--- TASK PROMPT ---
Copy out every line in the entries below that includes "screenshot".

--- SUPPLIED INFORMATION ---
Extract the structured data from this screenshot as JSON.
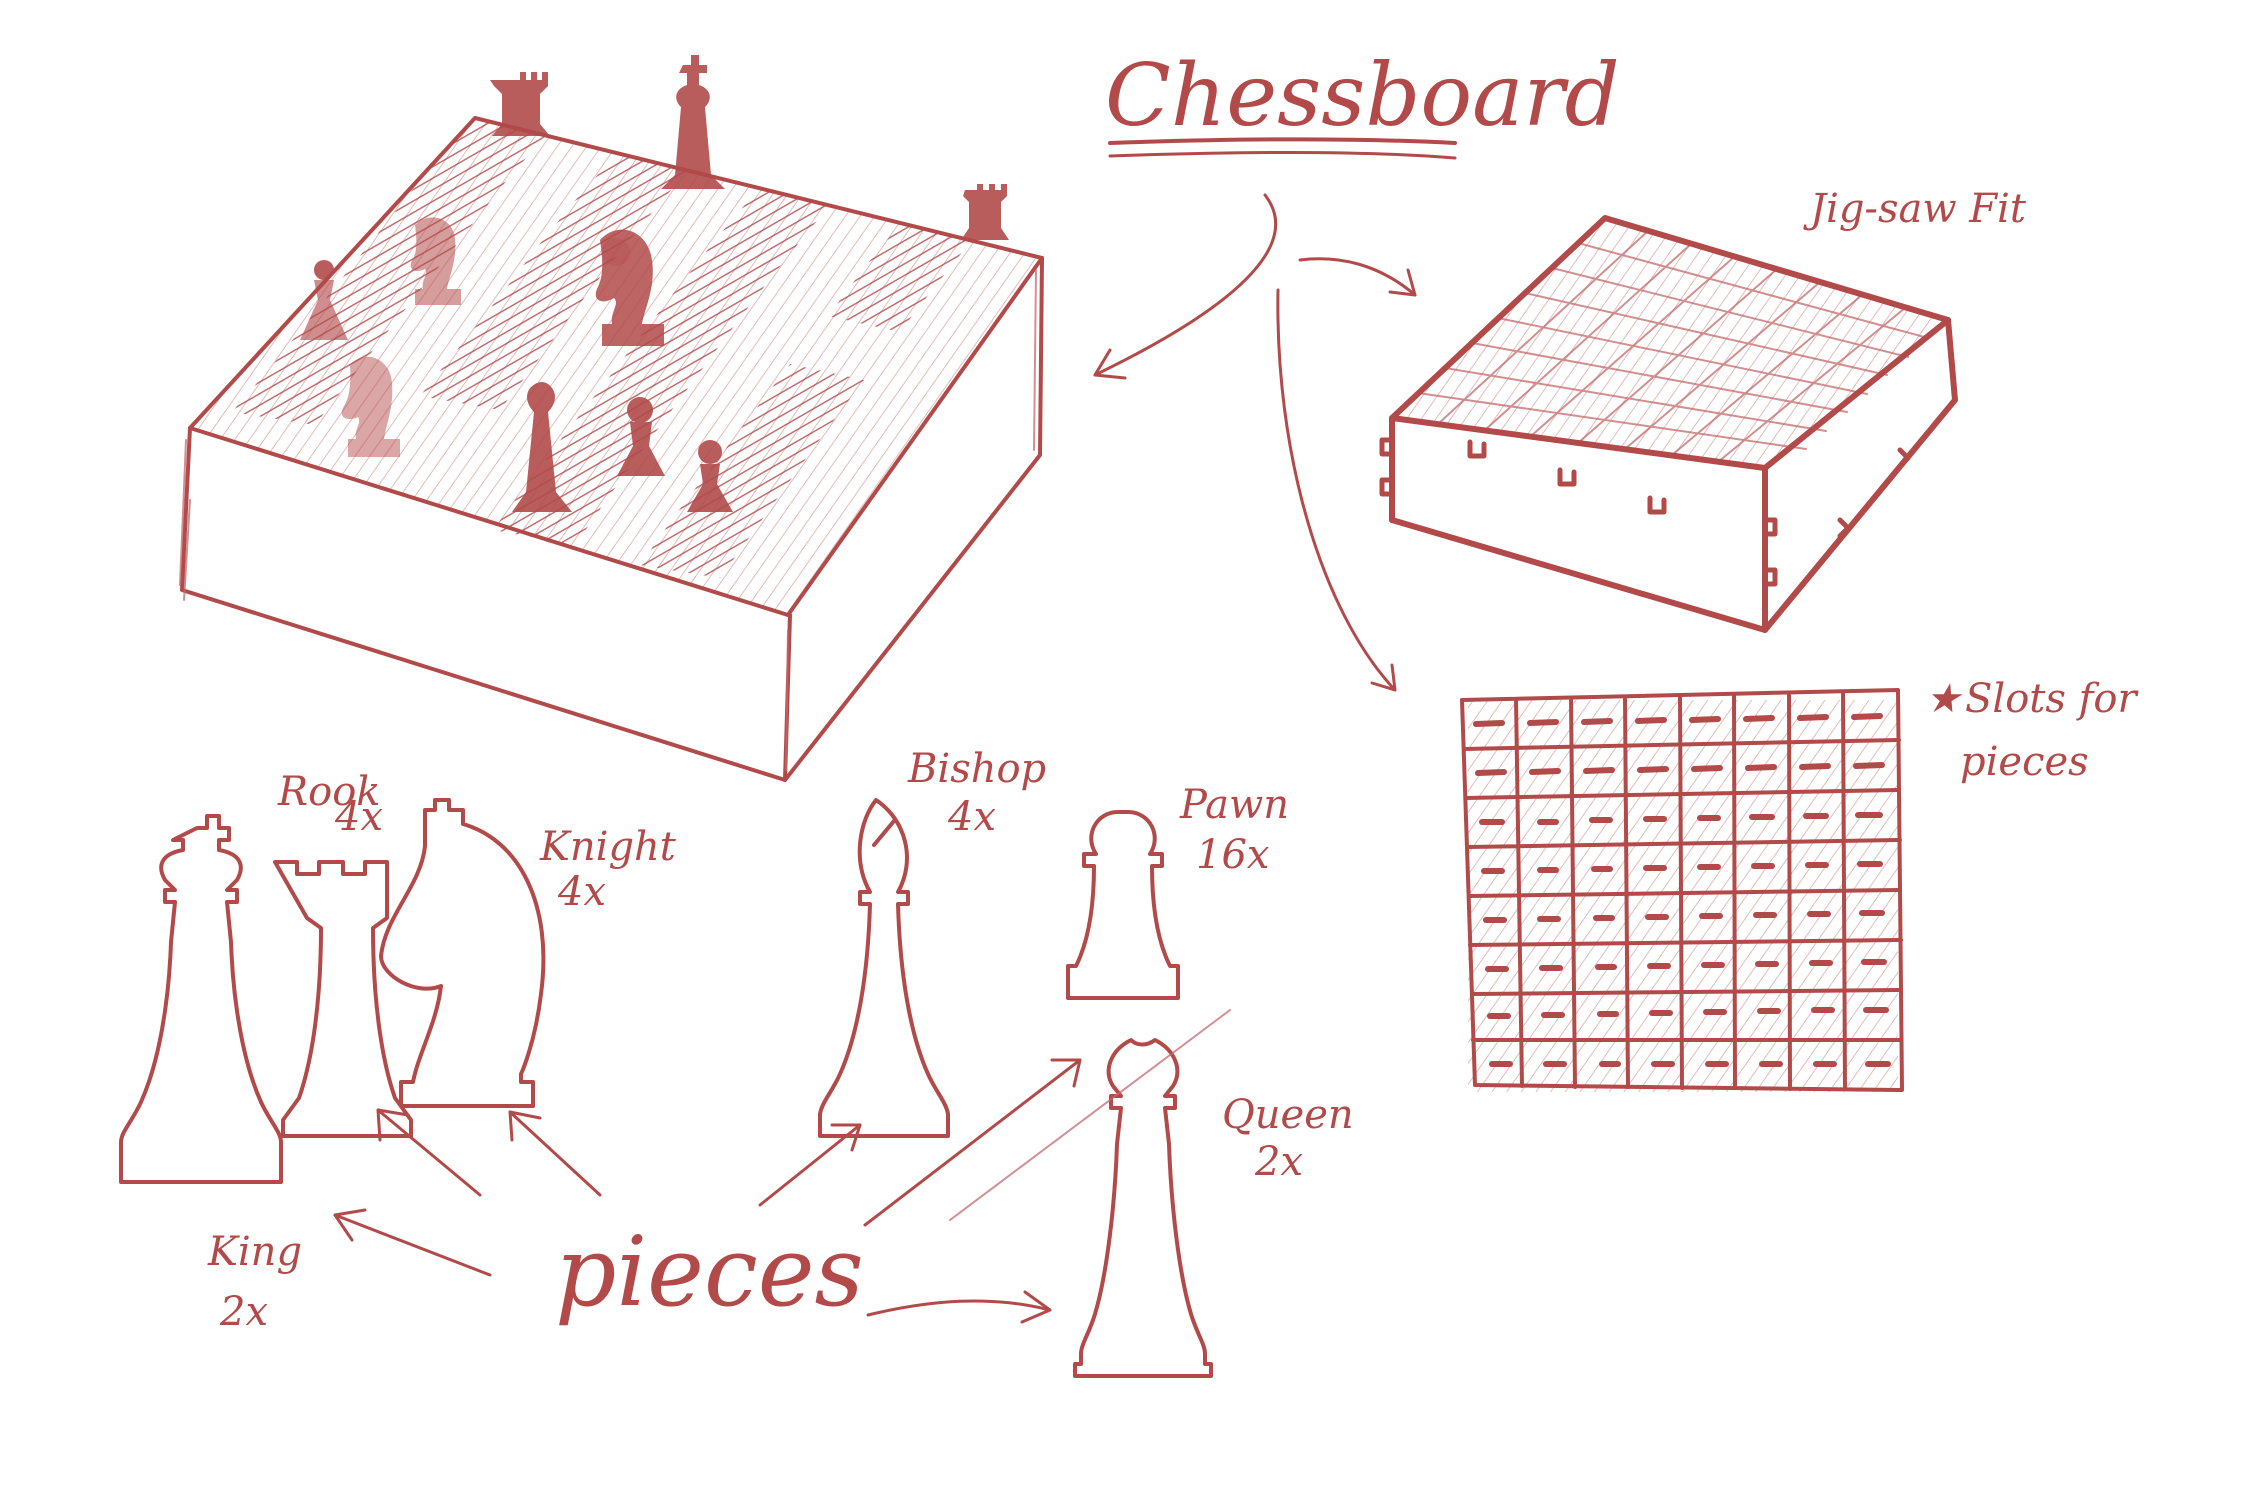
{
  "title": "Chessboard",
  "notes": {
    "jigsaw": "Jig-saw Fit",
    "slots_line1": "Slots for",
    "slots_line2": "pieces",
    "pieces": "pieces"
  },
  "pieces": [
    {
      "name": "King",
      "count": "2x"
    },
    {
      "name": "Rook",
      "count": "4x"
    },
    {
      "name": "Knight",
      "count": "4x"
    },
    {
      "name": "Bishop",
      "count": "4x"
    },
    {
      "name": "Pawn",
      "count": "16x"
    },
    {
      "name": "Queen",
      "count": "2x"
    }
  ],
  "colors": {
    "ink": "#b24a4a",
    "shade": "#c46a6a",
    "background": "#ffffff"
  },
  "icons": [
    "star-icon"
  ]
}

...

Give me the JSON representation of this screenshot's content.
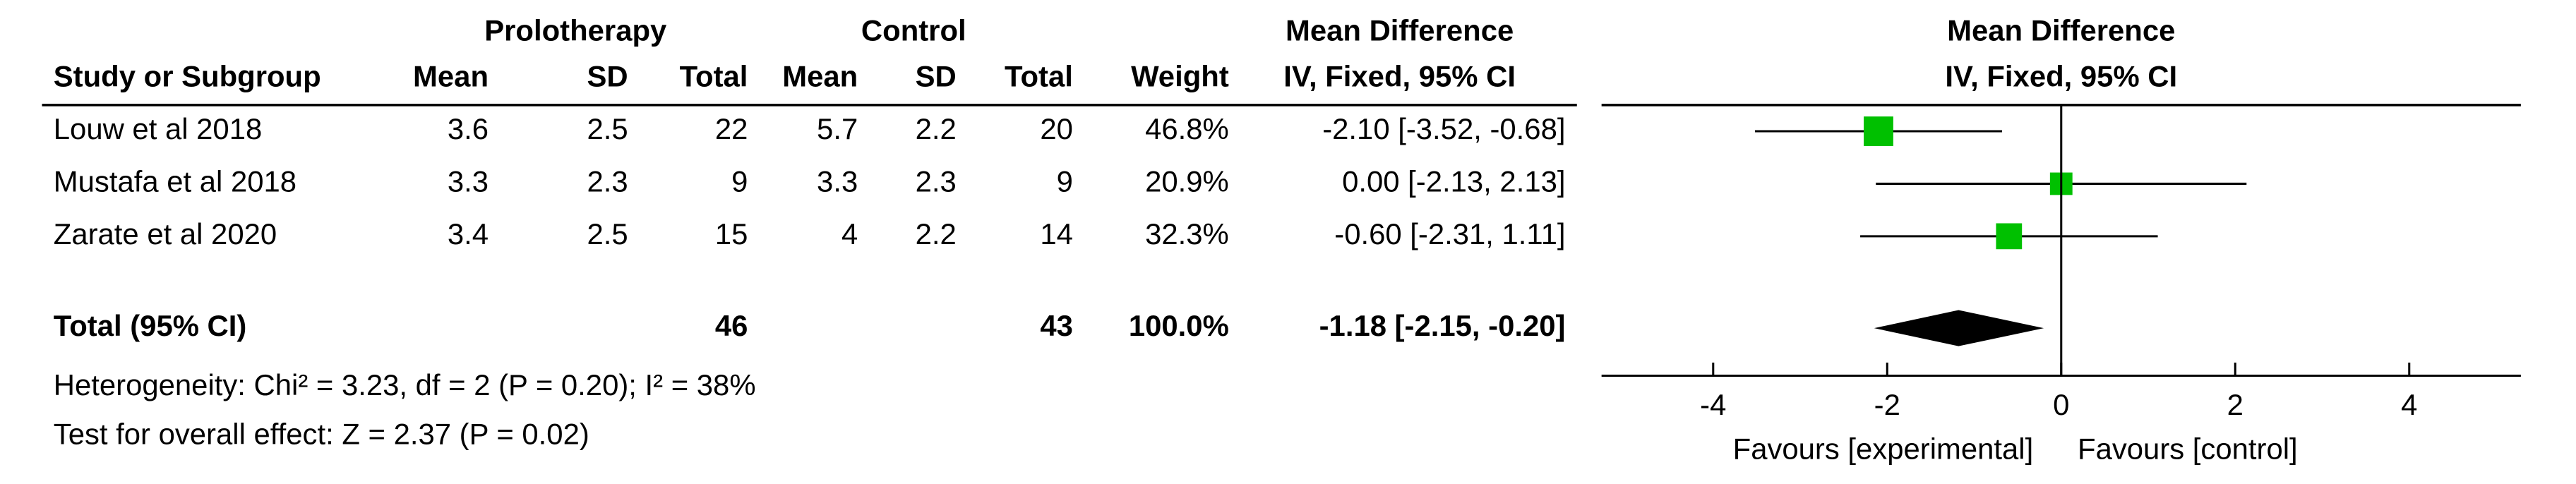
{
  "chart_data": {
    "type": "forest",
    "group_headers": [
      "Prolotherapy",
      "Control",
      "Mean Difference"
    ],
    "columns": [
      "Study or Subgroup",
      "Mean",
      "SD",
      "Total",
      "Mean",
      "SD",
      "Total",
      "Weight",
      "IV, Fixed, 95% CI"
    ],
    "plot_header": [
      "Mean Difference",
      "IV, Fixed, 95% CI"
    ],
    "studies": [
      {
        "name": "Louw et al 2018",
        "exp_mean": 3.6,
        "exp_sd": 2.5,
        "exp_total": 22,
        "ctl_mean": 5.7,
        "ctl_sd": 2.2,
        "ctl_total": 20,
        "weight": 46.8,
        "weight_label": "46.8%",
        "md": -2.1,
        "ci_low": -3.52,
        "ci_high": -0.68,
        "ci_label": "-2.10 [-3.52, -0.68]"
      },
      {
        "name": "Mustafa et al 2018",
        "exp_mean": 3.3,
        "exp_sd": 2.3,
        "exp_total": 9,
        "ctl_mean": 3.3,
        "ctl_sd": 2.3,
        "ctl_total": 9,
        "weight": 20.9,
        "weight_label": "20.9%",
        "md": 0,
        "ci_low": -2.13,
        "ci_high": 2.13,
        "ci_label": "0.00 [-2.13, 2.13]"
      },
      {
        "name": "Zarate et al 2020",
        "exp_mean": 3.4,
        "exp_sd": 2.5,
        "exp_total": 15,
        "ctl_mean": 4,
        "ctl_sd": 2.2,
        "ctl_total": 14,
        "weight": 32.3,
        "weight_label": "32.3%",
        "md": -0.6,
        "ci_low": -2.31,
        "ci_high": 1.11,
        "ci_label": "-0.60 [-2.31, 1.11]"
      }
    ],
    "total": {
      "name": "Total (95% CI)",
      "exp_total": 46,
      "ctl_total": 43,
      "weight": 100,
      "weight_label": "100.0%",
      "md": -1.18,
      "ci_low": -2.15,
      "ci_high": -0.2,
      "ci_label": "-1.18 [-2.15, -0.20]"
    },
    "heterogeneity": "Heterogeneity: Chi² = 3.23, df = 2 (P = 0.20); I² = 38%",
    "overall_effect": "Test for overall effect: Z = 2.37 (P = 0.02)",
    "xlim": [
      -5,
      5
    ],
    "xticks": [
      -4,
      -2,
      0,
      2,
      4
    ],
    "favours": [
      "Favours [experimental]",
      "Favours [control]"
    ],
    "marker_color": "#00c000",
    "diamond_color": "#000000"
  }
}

--- SOLUTION TO THIS EXERCISE ---
Extract the structured data from this screenshot as JSON.
Give me the JSON representation of this screenshot's content.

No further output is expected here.